TASK STATEMENT -> Can you copy the listing from the line that has "Decompose this screenshot" through the line that has "nav-video[interactable]: Video <box>209", swapping "Sign Up Now" for "Join Today" and leaving everything else untouched? Omit the pictures from your answer.
# START OF PROVIDED DATA
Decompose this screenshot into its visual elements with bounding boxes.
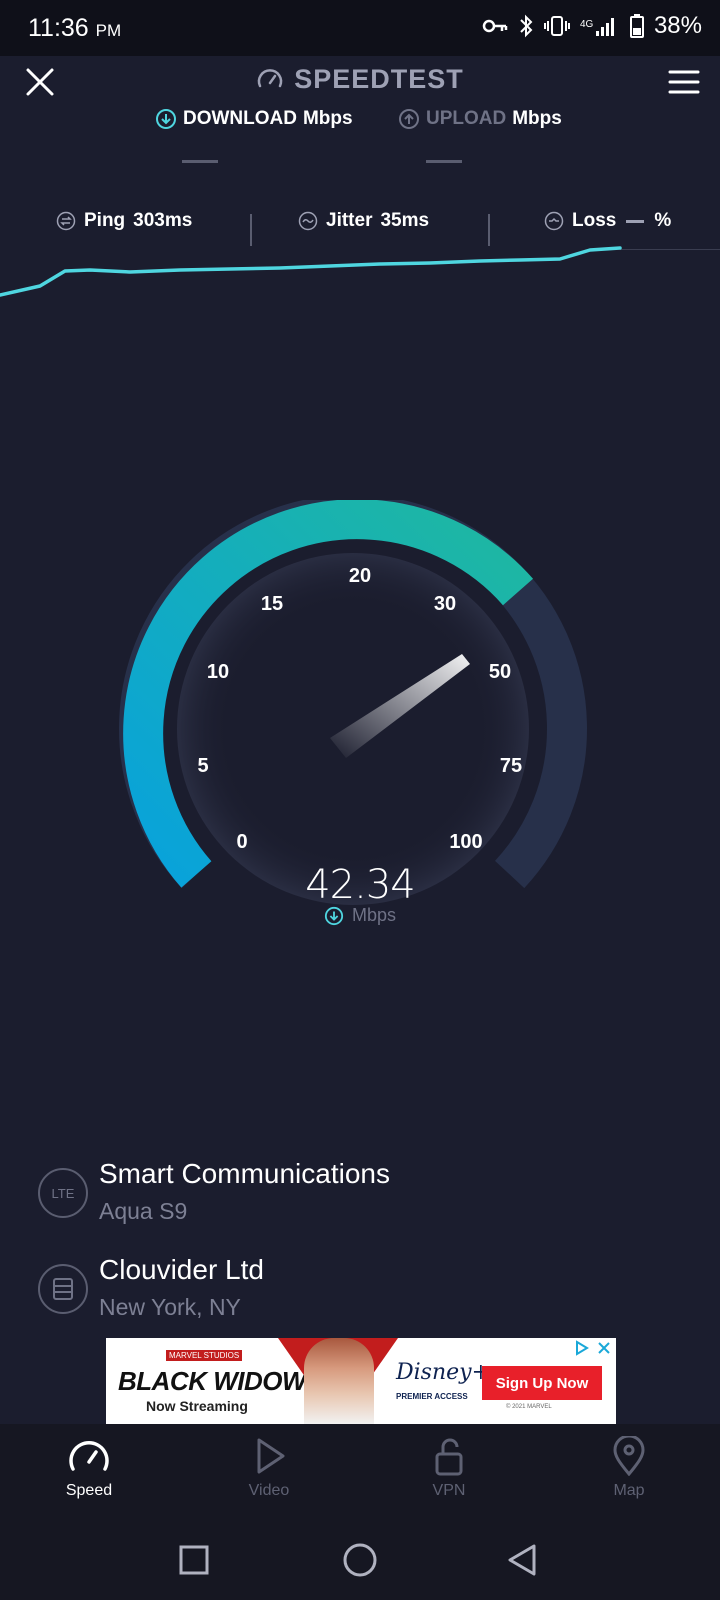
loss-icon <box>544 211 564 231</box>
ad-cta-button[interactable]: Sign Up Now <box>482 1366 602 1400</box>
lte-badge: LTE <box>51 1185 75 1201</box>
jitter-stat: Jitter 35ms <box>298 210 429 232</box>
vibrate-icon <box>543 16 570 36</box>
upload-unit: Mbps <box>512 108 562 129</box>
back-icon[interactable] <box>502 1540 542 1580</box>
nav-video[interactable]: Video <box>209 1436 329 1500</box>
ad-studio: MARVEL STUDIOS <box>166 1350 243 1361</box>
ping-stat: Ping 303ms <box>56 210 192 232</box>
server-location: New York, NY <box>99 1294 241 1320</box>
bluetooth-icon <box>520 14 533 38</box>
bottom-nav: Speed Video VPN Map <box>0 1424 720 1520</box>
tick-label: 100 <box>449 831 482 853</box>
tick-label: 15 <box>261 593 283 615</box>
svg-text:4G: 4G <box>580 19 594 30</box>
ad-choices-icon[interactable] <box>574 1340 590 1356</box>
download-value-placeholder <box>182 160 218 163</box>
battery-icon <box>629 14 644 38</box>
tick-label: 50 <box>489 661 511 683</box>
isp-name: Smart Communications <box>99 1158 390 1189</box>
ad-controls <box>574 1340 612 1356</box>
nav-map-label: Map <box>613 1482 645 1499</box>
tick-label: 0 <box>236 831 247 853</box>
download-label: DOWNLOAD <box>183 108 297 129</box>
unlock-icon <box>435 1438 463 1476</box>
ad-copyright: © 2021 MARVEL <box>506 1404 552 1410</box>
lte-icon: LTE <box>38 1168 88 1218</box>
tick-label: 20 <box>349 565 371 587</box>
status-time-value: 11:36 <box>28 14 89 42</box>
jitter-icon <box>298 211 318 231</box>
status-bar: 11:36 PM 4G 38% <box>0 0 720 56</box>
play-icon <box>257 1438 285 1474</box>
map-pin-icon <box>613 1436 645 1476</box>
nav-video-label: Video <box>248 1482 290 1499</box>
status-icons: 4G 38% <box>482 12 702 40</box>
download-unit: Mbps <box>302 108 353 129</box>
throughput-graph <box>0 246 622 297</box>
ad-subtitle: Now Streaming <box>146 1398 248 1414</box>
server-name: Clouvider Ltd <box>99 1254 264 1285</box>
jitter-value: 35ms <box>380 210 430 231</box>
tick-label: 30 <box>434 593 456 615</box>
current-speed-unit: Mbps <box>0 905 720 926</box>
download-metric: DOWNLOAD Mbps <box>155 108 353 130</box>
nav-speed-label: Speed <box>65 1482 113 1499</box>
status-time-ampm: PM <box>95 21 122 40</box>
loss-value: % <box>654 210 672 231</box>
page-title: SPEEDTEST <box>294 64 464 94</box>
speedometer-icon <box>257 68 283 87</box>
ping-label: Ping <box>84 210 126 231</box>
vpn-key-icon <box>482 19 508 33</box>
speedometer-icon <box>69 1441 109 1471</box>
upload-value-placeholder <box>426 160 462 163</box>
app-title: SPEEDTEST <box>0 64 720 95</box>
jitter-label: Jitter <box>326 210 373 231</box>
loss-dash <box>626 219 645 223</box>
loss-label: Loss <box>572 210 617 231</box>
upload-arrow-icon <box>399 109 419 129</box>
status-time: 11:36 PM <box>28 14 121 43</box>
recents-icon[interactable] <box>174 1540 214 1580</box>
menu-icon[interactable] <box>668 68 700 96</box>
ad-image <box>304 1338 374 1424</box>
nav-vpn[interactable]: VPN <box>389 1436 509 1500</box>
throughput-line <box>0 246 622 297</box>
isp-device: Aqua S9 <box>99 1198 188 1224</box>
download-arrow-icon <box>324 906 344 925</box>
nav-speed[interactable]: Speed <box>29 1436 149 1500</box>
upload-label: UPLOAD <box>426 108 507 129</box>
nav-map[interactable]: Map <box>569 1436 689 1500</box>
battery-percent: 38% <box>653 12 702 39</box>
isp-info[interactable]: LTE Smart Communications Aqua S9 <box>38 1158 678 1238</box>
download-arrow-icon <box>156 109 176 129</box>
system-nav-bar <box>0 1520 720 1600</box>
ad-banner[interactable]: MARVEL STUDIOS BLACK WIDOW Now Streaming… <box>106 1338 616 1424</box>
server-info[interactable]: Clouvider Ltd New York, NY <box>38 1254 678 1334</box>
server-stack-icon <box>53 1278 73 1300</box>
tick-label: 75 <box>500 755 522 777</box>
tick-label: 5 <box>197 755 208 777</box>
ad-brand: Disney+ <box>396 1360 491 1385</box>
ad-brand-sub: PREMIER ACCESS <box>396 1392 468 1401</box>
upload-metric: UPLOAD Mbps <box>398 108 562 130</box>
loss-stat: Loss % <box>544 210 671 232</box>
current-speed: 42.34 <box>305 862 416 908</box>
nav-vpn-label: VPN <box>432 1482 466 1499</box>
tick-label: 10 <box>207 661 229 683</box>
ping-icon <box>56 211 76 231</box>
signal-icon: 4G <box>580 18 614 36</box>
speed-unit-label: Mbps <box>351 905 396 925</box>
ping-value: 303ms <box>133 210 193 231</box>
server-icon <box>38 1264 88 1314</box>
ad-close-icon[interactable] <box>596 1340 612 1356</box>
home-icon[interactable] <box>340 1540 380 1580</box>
# END OF PROVIDED DATA
# START OF PROVIDED DATA
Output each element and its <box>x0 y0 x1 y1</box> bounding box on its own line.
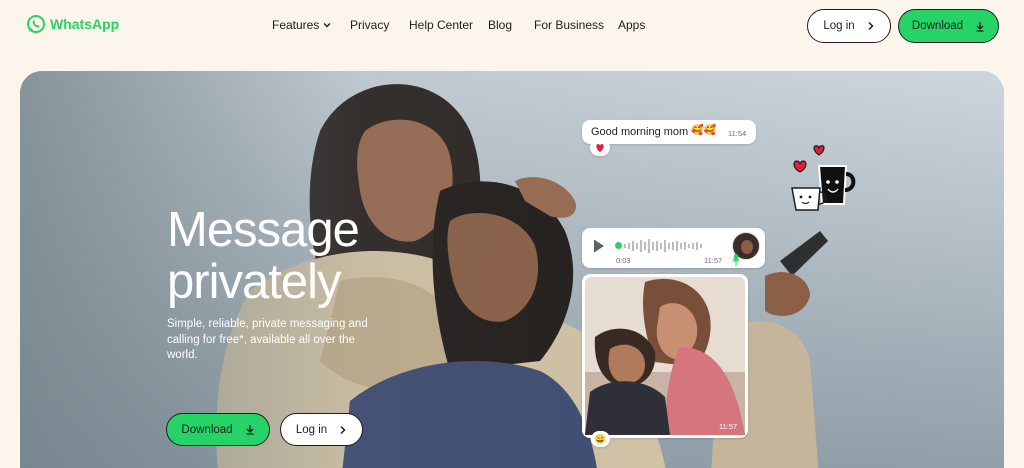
# END OF PROVIDED DATA
SOLUTION ->
Decompose this screenshot into its visual elements with bounding boxes.
loss-icon <box>544 211 564 231</box>
ad-cta-button[interactable]: Join Today <box>482 1366 602 1400</box>
lte-badge: LTE <box>51 1185 75 1201</box>
jitter-stat: Jitter 35ms <box>298 210 429 232</box>
vibrate-icon <box>543 16 570 36</box>
upload-unit: Mbps <box>512 108 562 129</box>
back-icon[interactable] <box>502 1540 542 1580</box>
nav-video[interactable]: Video <box>209 1436 329 1500</box>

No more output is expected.